-- Begin MATERIAL FOR THE TASK --

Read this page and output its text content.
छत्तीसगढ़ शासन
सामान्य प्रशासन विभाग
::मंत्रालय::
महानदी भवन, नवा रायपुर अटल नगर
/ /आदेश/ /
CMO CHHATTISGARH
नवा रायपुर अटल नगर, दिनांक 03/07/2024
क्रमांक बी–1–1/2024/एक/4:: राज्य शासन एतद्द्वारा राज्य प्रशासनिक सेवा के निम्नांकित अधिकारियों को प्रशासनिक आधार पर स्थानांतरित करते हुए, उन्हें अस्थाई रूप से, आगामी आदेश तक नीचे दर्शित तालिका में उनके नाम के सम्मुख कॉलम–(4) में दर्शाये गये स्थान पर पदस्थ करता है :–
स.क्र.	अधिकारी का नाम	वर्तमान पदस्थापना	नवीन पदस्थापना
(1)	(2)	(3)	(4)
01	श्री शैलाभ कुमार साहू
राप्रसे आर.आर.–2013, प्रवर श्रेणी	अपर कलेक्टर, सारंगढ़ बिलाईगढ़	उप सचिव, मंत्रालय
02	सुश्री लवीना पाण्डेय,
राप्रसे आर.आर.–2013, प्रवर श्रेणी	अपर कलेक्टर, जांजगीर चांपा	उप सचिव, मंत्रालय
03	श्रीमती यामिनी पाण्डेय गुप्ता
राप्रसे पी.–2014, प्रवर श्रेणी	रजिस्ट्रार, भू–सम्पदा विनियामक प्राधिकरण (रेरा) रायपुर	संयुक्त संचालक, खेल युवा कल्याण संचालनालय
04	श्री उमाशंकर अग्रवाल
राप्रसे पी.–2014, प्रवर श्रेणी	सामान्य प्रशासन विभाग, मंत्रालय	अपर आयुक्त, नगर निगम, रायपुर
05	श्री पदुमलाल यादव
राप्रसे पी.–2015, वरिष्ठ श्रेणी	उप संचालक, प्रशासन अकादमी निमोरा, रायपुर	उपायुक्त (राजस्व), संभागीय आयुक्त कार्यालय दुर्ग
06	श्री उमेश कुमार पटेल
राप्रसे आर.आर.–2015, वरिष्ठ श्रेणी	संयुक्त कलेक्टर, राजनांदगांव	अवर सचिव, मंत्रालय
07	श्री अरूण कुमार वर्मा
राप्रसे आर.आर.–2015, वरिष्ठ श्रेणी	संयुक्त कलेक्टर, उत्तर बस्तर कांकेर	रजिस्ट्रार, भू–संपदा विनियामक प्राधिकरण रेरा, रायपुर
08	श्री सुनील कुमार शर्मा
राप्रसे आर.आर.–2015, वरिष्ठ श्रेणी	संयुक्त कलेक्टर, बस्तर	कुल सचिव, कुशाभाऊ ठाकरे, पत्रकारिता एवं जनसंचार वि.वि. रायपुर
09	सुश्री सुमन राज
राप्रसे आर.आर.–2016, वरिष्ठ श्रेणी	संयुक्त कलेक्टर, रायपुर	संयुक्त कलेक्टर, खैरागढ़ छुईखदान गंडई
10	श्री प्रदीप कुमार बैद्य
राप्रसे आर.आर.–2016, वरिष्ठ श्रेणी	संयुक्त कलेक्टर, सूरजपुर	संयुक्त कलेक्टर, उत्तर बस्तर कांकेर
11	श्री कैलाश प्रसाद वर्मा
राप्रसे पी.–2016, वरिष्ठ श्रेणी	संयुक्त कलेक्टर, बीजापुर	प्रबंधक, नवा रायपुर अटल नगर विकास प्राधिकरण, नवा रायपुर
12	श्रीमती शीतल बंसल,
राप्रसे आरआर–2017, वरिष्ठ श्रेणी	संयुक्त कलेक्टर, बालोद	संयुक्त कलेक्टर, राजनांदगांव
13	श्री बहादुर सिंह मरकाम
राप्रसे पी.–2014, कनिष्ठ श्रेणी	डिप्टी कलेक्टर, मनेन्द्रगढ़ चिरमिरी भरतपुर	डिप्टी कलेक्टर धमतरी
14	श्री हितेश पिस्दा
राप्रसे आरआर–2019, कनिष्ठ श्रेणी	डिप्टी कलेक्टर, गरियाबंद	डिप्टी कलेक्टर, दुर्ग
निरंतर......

-- End MATERIAL FOR THE TASK --

* _TASK BRIEF_
All of the material above needs to be copied exactly.

* _SOLUTION TO THE PROBLEM_
Read this page and output its text content.
छत्तीसगढ़ शासन
सामान्य प्रशासन विभाग
::मंत्रालय::
महानदी भवन, नवा रायपुर अटल नगर
/ /आदेश/ /
CMO CHHATTISGARH
नवा रायपुर अटल नगर, दिनांक 03/07/2024
क्रमांक बी–1–1/2024/एक/4:: राज्य शासन एतद्द्वारा राज्य प्रशासनिक सेवा के निम्नांकित अधिकारियों को प्रशासनिक आधार पर स्थानांतरित करते हुए, उन्हें अस्थाई रूप से, आगामी आदेश तक नीचे दर्शित तालिका में उनके नाम के सम्मुख कॉलम–(4) में दर्शाये गये स्थान पर पदस्थ करता है :–
स.क्र.	अधिकारी का नाम	वर्तमान पदस्थापना	नवीन पदस्थापना
(1)	(2)	(3)	(4)
01	श्री शैलाभ कुमार साहू
राप्रसे आर.आर.–2013, प्रवर श्रेणी	अपर कलेक्टर, सारंगढ़ बिलाईगढ़	उप सचिव, मंत्रालय
02	सुश्री लवीना पाण्डेय,
राप्रसे आर.आर.–2013, प्रवर श्रेणी	अपर कलेक्टर, जांजगीर चांपा	उप सचिव, मंत्रालय
03	श्रीमती यामिनी पाण्डेय गुप्ता
राप्रसे पी.–2014, प्रवर श्रेणी	रजिस्ट्रार, भू–सम्पदा विनियामक प्राधिकरण (रेरा) रायपुर	संयुक्त संचालक, खेल युवा कल्याण संचालनालय
04	श्री उमाशंकर अग्रवाल
राप्रसे पी.–2014, प्रवर श्रेणी	सामान्य प्रशासन विभाग, मंत्रालय	अपर आयुक्त, नगर निगम, रायपुर
05	श्री पदुमलाल यादव
राप्रसे पी.–2015, वरिष्ठ श्रेणी	उप संचालक, प्रशासन अकादमी निमोरा, रायपुर	उपायुक्त (राजस्व), संभागीय आयुक्त कार्यालय दुर्ग
06	श्री उमेश कुमार पटेल
राप्रसे आर.आर.–2015, वरिष्ठ श्रेणी	संयुक्त कलेक्टर, राजनांदगांव	अवर सचिव, मंत्रालय
07	श्री अरूण कुमार वर्मा
राप्रसे आर.आर.–2015, वरिष्ठ श्रेणी	संयुक्त कलेक्टर, उत्तर बस्तर कांकेर	रजिस्ट्रार, भू–संपदा विनियामक प्राधिकरण रेरा, रायपुर
08	श्री सुनील कुमार शर्मा
राप्रसे आर.आर.–2015, वरिष्ठ श्रेणी	संयुक्त कलेक्टर, बस्तर	कुल सचिव, कुशाभाऊ ठाकरे, पत्रकारिता एवं जनसंचार वि.वि. रायपुर
09	सुश्री सुमन राज
राप्रसे आर.आर.–2016, वरिष्ठ श्रेणी	संयुक्त कलेक्टर, रायपुर	संयुक्त कलेक्टर, खैरागढ़ छुईखदान गंडई
10	श्री प्रदीप कुमार बैद्य
राप्रसे आर.आर.–2016, वरिष्ठ श्रेणी	संयुक्त कलेक्टर, सूरजपुर	संयुक्त कलेक्टर, उत्तर बस्तर कांकेर
11	श्री कैलाश प्रसाद वर्मा
राप्रसे पी.–2016, वरिष्ठ श्रेणी	संयुक्त कलेक्टर, बीजापुर	प्रबंधक, नवा रायपुर अटल नगर विकास प्राधिकरण, नवा रायपुर
12	श्रीमती शीतल बंसल,
राप्रसे आरआर–2017, वरिष्ठ श्रेणी	संयुक्त कलेक्टर, बालोद	संयुक्त कलेक्टर, राजनांदगांव
13	श्री बहादुर सिंह मरकाम
राप्रसे पी.–2014, कनिष्ठ श्रेणी	डिप्टी कलेक्टर, मनेन्द्रगढ़ चिरमिरी भरतपुर	डिप्टी कलेक्टर धमतरी
14	श्री हितेश पिस्दा
राप्रसे आरआर–2019, कनिष्ठ श्रेणी	डिप्टी कलेक्टर, गरियाबंद	डिप्टी कलेक्टर, दुर्ग
निरंतर......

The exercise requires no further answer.